Material for this exercise:
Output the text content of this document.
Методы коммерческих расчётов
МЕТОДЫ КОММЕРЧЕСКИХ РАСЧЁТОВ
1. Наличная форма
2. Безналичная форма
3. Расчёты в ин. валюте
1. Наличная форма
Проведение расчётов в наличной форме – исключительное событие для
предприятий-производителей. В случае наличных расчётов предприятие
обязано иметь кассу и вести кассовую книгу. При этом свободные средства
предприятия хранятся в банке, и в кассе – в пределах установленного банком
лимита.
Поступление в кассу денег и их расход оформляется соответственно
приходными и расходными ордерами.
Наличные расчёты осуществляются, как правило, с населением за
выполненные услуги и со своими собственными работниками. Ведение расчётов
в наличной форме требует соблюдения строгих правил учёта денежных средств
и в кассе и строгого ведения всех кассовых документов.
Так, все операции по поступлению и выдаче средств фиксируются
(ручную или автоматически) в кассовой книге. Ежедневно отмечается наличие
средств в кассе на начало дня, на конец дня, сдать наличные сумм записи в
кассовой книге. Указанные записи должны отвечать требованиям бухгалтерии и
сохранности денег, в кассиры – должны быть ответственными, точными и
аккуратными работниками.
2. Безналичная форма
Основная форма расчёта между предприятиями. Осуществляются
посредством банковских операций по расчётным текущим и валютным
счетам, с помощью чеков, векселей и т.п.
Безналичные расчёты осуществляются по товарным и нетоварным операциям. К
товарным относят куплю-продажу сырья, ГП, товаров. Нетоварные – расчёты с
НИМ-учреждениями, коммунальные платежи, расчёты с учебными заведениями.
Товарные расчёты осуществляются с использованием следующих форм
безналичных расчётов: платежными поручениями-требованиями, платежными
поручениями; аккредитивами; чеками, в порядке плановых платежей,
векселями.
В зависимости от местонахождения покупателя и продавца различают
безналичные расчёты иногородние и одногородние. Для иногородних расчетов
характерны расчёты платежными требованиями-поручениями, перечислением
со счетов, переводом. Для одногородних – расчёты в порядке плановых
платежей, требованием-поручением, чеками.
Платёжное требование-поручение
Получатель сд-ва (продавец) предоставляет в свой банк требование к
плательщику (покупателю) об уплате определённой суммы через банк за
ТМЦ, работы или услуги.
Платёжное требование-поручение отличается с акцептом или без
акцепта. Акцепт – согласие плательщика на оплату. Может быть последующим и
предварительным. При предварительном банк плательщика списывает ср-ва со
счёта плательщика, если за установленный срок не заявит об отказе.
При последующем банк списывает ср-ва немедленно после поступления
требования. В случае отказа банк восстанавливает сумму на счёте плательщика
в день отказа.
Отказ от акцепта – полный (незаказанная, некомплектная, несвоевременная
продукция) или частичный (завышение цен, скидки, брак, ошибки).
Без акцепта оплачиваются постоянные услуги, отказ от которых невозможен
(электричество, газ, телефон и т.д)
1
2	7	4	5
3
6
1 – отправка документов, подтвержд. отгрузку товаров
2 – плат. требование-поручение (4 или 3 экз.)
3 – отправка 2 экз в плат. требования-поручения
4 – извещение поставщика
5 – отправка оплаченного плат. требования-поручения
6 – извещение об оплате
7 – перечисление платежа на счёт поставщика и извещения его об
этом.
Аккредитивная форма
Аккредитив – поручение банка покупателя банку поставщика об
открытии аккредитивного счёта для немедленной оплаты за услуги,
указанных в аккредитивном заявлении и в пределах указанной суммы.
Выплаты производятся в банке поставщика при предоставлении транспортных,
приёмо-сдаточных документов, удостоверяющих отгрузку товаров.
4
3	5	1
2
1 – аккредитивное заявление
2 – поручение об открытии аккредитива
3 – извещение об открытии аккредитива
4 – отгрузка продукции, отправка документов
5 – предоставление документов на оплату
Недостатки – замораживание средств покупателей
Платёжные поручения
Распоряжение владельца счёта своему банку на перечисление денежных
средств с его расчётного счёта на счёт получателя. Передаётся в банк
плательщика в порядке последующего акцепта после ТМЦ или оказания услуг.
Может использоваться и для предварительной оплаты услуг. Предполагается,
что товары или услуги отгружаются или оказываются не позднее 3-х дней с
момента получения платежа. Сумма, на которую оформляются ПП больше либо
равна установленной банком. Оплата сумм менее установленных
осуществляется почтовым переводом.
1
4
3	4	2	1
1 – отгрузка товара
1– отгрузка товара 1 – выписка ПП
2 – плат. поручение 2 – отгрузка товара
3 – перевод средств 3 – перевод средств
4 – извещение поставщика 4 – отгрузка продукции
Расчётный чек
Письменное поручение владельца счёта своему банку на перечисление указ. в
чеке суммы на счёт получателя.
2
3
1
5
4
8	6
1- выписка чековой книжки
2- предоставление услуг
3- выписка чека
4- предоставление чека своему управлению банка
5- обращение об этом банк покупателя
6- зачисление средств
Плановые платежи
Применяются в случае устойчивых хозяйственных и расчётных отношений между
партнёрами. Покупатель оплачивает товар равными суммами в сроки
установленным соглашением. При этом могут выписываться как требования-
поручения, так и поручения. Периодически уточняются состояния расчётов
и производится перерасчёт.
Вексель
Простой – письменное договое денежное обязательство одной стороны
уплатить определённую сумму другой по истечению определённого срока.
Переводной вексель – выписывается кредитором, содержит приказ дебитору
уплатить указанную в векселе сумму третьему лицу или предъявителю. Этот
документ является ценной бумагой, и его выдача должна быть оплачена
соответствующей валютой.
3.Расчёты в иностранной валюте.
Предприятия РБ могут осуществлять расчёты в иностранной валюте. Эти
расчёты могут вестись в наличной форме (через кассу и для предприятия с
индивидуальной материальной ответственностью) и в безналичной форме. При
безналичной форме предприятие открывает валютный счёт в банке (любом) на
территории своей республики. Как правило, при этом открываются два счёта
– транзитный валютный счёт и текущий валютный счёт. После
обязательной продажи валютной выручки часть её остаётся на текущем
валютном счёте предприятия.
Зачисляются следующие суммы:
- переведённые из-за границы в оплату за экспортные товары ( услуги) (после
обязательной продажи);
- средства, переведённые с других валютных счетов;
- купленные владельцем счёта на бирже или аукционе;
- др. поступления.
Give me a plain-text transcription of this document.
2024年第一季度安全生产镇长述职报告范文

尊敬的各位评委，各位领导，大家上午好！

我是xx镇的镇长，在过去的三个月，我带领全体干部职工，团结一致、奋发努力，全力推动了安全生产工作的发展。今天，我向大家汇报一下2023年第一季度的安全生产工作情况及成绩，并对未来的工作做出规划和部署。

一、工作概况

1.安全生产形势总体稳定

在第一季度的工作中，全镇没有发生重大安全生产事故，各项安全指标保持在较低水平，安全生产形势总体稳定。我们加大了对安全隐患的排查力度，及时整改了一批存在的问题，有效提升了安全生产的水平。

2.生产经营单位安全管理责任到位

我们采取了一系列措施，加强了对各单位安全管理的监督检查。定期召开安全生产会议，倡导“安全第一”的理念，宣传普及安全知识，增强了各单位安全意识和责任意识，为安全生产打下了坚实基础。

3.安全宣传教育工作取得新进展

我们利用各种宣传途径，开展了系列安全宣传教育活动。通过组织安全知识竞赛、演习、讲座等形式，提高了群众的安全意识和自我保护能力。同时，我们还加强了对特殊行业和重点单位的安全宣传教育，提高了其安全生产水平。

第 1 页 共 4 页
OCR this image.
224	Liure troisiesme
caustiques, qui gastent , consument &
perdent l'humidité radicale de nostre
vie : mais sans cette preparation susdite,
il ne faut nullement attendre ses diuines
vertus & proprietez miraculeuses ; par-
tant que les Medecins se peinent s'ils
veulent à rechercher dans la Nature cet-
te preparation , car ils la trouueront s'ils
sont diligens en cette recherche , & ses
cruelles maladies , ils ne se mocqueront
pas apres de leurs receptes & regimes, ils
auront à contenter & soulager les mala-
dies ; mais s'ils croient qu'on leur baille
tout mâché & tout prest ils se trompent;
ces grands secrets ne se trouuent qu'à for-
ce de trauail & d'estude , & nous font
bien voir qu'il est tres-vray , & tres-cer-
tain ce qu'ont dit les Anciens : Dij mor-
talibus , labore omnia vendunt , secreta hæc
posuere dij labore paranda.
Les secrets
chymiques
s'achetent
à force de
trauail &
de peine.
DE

Given problem: A line counts if it holds the word "денежных". How many lines of the entries count? Give the number only.

Correct answer: 2